◆ TASK INSTRUCTIONS
Using the entries that follow, collect the lines where the word "nincluded" appears.

Dataset entries on figures
******************************

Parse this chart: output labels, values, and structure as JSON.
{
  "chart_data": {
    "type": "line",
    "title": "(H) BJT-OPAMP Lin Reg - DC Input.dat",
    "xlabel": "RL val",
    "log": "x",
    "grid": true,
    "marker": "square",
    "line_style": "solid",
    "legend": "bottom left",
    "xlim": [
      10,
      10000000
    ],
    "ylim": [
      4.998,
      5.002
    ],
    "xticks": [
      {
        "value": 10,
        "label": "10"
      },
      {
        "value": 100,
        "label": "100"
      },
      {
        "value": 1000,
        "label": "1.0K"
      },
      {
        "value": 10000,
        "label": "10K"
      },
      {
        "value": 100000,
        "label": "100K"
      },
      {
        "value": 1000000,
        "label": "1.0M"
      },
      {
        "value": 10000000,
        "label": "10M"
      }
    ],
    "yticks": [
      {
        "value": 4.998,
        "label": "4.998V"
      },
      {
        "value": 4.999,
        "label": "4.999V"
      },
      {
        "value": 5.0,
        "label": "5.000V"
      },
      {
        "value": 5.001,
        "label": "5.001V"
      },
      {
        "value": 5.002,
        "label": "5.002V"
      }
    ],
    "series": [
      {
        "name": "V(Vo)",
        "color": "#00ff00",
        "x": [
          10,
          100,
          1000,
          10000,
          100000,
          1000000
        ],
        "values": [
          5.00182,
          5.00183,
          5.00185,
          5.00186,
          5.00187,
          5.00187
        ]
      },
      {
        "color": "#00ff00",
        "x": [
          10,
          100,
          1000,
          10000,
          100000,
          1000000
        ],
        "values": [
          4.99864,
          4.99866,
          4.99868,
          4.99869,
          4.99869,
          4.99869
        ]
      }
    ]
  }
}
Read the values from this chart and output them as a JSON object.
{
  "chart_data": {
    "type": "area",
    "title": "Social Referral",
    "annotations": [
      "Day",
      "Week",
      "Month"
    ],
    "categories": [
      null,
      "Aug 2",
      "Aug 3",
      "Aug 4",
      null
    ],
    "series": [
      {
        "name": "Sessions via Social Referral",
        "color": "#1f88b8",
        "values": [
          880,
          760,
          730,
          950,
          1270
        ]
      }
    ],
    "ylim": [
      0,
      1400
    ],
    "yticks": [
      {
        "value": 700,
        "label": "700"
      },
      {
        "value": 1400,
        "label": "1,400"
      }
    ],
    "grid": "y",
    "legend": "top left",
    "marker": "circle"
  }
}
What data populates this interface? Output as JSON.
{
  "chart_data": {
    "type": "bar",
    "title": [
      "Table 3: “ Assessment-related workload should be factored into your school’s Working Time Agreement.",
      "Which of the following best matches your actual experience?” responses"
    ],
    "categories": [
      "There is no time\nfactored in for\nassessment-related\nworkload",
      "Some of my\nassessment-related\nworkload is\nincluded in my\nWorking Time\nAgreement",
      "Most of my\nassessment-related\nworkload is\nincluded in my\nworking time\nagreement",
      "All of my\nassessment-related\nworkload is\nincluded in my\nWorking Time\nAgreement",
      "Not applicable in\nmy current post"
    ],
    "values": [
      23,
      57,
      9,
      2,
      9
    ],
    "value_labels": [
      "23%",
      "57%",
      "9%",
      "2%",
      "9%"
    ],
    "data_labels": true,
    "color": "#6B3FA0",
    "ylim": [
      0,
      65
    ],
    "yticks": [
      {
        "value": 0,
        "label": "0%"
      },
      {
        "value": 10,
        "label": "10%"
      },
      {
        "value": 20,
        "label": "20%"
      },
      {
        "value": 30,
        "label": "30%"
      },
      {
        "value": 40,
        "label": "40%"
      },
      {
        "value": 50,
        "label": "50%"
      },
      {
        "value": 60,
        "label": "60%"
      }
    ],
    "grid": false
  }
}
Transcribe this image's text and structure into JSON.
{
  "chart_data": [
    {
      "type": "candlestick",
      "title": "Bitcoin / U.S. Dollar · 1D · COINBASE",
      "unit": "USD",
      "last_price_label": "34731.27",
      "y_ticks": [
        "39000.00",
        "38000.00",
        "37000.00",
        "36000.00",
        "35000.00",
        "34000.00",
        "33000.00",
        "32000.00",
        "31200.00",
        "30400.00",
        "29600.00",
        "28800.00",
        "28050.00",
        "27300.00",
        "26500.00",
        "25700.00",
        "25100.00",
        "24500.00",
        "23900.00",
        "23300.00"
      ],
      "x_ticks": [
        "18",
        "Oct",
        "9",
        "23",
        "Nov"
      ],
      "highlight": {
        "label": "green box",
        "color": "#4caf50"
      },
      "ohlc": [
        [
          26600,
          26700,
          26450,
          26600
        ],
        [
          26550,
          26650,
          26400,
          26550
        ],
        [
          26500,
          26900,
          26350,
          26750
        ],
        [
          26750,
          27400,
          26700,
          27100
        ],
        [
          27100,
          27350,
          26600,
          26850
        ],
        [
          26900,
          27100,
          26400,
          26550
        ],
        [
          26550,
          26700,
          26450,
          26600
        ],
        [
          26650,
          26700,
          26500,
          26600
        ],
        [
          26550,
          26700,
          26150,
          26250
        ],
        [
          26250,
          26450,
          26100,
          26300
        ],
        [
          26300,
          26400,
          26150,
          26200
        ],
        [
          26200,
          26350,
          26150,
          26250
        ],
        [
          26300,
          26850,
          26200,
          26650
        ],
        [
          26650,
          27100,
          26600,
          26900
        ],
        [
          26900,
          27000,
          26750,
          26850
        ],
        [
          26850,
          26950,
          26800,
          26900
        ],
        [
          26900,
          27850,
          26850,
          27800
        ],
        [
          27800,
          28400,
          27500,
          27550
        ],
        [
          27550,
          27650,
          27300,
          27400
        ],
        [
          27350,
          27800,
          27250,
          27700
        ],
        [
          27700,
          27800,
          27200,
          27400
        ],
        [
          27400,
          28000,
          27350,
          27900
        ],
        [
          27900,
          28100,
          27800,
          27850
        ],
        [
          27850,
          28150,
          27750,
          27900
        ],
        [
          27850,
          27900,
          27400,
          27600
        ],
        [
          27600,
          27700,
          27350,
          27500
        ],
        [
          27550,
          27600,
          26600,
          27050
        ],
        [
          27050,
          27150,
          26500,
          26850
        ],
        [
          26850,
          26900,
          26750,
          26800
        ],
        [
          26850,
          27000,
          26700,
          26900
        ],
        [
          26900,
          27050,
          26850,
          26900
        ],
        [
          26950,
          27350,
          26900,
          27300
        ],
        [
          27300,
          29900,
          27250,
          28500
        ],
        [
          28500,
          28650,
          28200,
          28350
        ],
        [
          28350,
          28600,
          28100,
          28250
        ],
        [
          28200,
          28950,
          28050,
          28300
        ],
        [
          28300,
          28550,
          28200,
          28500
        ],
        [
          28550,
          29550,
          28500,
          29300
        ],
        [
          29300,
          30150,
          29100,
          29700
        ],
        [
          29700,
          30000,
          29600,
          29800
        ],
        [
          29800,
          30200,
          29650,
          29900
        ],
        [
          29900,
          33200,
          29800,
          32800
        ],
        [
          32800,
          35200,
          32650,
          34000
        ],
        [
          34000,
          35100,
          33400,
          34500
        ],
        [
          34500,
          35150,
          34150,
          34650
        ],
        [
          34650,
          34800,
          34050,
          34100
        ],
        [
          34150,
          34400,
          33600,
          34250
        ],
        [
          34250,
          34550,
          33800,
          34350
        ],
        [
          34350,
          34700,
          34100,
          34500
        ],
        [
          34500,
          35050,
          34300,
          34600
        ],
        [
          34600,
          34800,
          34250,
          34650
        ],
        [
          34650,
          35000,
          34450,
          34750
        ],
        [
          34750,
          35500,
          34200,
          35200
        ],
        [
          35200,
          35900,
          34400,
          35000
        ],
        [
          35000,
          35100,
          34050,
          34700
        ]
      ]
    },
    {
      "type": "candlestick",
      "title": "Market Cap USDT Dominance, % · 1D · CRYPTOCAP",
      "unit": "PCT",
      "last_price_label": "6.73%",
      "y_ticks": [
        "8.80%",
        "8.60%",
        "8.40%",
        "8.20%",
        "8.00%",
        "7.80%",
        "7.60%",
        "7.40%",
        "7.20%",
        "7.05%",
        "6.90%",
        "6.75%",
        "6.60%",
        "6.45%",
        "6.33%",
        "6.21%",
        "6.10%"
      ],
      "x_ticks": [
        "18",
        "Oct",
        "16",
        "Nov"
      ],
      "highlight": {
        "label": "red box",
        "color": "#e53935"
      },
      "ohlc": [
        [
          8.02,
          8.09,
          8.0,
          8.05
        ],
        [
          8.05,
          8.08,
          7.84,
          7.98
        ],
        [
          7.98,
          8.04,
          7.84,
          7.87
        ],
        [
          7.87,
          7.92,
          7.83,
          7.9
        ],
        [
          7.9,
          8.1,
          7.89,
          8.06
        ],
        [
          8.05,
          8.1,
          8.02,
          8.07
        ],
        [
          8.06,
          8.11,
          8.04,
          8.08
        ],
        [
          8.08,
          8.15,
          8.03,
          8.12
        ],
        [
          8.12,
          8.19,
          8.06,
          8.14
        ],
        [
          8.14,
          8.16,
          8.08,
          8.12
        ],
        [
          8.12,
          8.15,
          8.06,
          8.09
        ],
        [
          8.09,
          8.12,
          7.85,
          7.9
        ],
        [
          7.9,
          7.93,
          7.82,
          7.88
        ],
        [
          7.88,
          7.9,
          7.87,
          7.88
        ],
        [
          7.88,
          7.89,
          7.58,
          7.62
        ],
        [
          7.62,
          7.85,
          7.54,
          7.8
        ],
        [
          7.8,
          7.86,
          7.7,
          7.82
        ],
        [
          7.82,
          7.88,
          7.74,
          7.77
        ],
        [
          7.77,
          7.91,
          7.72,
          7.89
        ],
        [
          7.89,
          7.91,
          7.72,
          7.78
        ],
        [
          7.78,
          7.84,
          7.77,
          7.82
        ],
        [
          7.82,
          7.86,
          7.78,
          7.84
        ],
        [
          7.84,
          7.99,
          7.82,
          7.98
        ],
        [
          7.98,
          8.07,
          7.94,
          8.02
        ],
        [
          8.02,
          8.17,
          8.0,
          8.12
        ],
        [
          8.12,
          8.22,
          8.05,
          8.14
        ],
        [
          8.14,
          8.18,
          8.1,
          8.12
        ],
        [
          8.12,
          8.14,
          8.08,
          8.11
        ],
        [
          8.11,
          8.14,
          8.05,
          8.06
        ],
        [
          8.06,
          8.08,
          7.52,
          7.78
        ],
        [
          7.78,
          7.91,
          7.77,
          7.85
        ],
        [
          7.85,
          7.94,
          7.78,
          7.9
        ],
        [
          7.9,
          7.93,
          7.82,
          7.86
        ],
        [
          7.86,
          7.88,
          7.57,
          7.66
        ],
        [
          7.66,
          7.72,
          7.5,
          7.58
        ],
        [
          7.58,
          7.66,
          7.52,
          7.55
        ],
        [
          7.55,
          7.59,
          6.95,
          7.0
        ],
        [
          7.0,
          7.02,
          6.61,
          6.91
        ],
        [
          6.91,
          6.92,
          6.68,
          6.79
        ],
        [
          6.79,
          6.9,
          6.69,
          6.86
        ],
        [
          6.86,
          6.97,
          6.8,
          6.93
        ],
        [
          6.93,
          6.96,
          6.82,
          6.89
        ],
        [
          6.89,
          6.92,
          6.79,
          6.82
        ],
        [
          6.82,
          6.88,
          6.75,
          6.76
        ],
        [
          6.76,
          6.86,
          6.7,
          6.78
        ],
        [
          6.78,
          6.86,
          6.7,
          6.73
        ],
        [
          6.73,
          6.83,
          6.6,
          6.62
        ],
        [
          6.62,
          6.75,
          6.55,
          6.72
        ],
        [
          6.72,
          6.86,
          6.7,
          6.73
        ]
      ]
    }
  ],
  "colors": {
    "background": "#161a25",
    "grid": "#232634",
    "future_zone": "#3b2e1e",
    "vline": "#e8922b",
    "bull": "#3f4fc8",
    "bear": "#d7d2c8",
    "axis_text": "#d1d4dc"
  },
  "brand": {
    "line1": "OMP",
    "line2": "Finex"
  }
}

******************************

◆ TASK OUTPUT
      "Some of my\nassessment-related\nworkload is\nincluded in my\nWorking Time\nAgreement",
      "Most of my\nassessment-related\nworkload is\nincluded in my\nworking time\nagreement",
      "All of my\nassessment-related\nworkload is\nincluded in my\nWorking Time\nAgreement",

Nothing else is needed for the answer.